» Set problem:
Write out each line of the listing as it stands, without the images.

» Provided information:

———

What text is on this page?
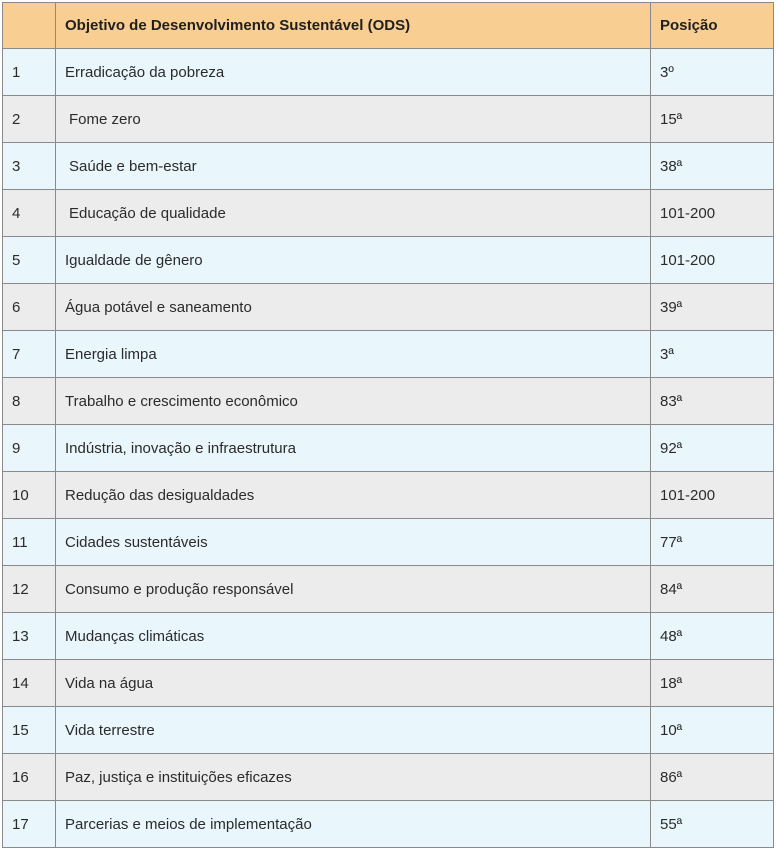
	Objetivo de Desenvolvimento Sustentável (ODS)	Posição
1	Erradicação da pobreza	3º
2	Fome zero	15ª
3	Saúde e bem-estar	38ª
4	Educação de qualidade	101-200
5	Igualdade de gênero	101-200
6	Água potável e saneamento	39ª
7	Energia limpa	3ª
8	Trabalho e crescimento econômico	83ª
9	Indústria, inovação e infraestrutura	92ª
10	Redução das desigualdades	101-200
11	Cidades sustentáveis	77ª
12	Consumo e produção responsável	84ª
13	Mudanças climáticas	48ª
14	Vida na água	18ª
15	Vida terrestre	10ª
16	Paz, justiça e instituições eficazes	86ª
17	Parcerias e meios de implementação	55ª
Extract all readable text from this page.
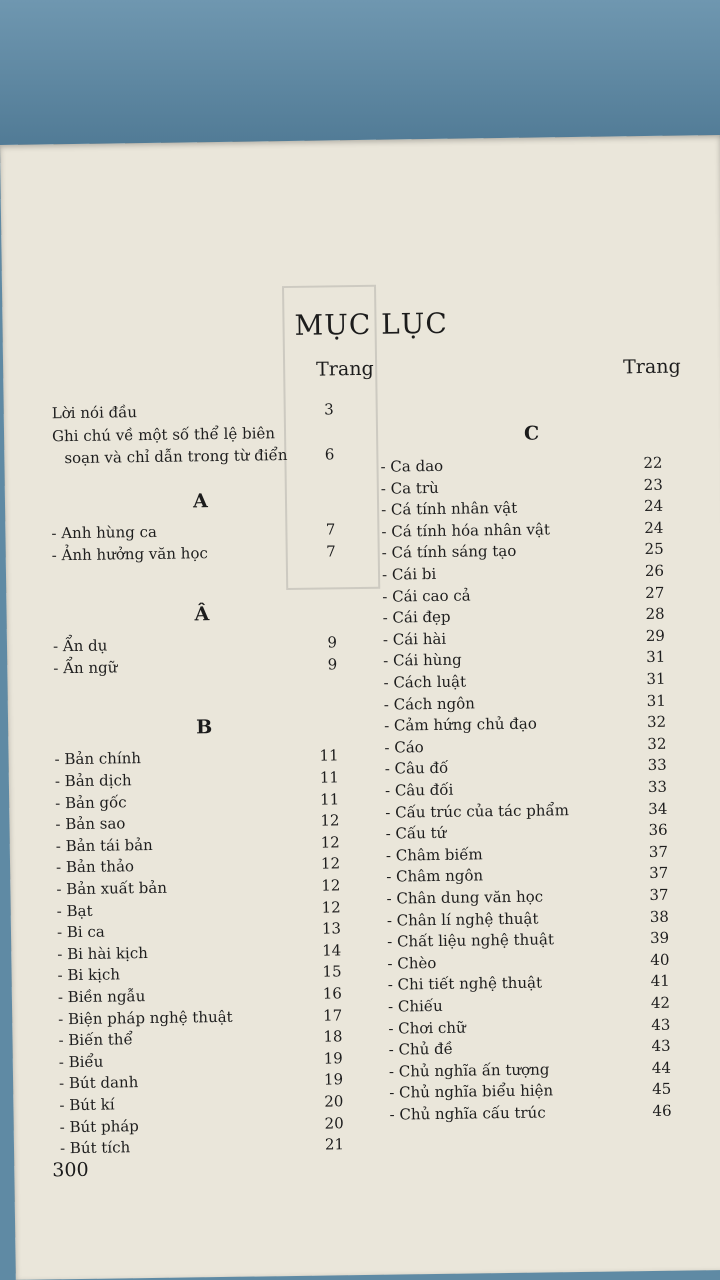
MỤC LỤC
Trang	Trang
Lời nói đầu	3
Ghi chú về một số thể lệ biên
soạn và chỉ dẫn trong từ điển	6
A
- Anh hùng ca	7
- Ảnh hưởng văn học	7
Â
- Ẩn dụ	9
- Ẩn ngữ	9
B
- Bản chính	11
- Bản dịch	11
- Bản gốc	11
- Bản sao	12
- Bản tái bản	12
- Bản thảo	12
- Bản xuất bản	12
- Bạt	12
- Bi ca	13
- Bi hài kịch	14
- Bi kịch	15
- Biền ngẫu	16
- Biện pháp nghệ thuật	17
- Biến thể	18
- Biểu	19
- Bút danh	19
- Bút kí	20
- Bút pháp	20
- Bút tích	21
C
- Ca dao	22
- Ca trù	23
- Cá tính nhân vật	24
- Cá tính hóa nhân vật	24
- Cá tính sáng tạo	25
- Cái bi	26
- Cái cao cả	27
- Cái đẹp	28
- Cái hài	29
- Cái hùng	31
- Cách luật	31
- Cách ngôn	31
- Cảm hứng chủ đạo	32
- Cáo	32
- Câu đố	33
- Câu đối	33
- Cấu trúc của tác phẩm	34
- Cấu tứ	36
- Châm biếm	37
- Châm ngôn	37
- Chân dung văn học	37
- Chân lí nghệ thuật	38
- Chất liệu nghệ thuật	39
- Chèo	40
- Chi tiết nghệ thuật	41
- Chiếu	42
- Chơi chữ	43
- Chủ đề	43
- Chủ nghĩa ấn tượng	44
- Chủ nghĩa biểu hiện	45
- Chủ nghĩa cấu trúc	46
300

———

» Answer to the task:
What text is on this page?
	Objetivo de Desenvolvimento Sustentável (ODS)	Posição
1	Erradicação da pobreza	3º
2	Fome zero	15ª
3	Saúde e bem-estar	38ª
4	Educação de qualidade	101-200
5	Igualdade de gênero	101-200
6	Água potável e saneamento	39ª
7	Energia limpa	3ª
8	Trabalho e crescimento econômico	83ª
9	Indústria, inovação e infraestrutura	92ª
10	Redução das desigualdades	101-200
11	Cidades sustentáveis	77ª
12	Consumo e produção responsável	84ª
13	Mudanças climáticas	48ª
14	Vida na água	18ª
15	Vida terrestre	10ª
16	Paz, justiça e instituições eficazes	86ª
17	Parcerias e meios de implementação	55ª
Extract all readable text from this page.
MỤC LỤC
Trang	Trang
Lời nói đầu	3
Ghi chú về một số thể lệ biên
soạn và chỉ dẫn trong từ điển	6
A
- Anh hùng ca	7
- Ảnh hưởng văn học	7
Â
- Ẩn dụ	9
- Ẩn ngữ	9
B
- Bản chính	11
- Bản dịch	11
- Bản gốc	11
- Bản sao	12
- Bản tái bản	12
- Bản thảo	12
- Bản xuất bản	12
- Bạt	12
- Bi ca	13
- Bi hài kịch	14
- Bi kịch	15
- Biền ngẫu	16
- Biện pháp nghệ thuật	17
- Biến thể	18
- Biểu	19
- Bút danh	19
- Bút kí	20
- Bút pháp	20
- Bút tích	21
C
- Ca dao	22
- Ca trù	23
- Cá tính nhân vật	24
- Cá tính hóa nhân vật	24
- Cá tính sáng tạo	25
- Cái bi	26
- Cái cao cả	27
- Cái đẹp	28
- Cái hài	29
- Cái hùng	31
- Cách luật	31
- Cách ngôn	31
- Cảm hứng chủ đạo	32
- Cáo	32
- Câu đố	33
- Câu đối	33
- Cấu trúc của tác phẩm	34
- Cấu tứ	36
- Châm biếm	37
- Châm ngôn	37
- Chân dung văn học	37
- Chân lí nghệ thuật	38
- Chất liệu nghệ thuật	39
- Chèo	40
- Chi tiết nghệ thuật	41
- Chiếu	42
- Chơi chữ	43
- Chủ đề	43
- Chủ nghĩa ấn tượng	44
- Chủ nghĩa biểu hiện	45
- Chủ nghĩa cấu trúc	46
300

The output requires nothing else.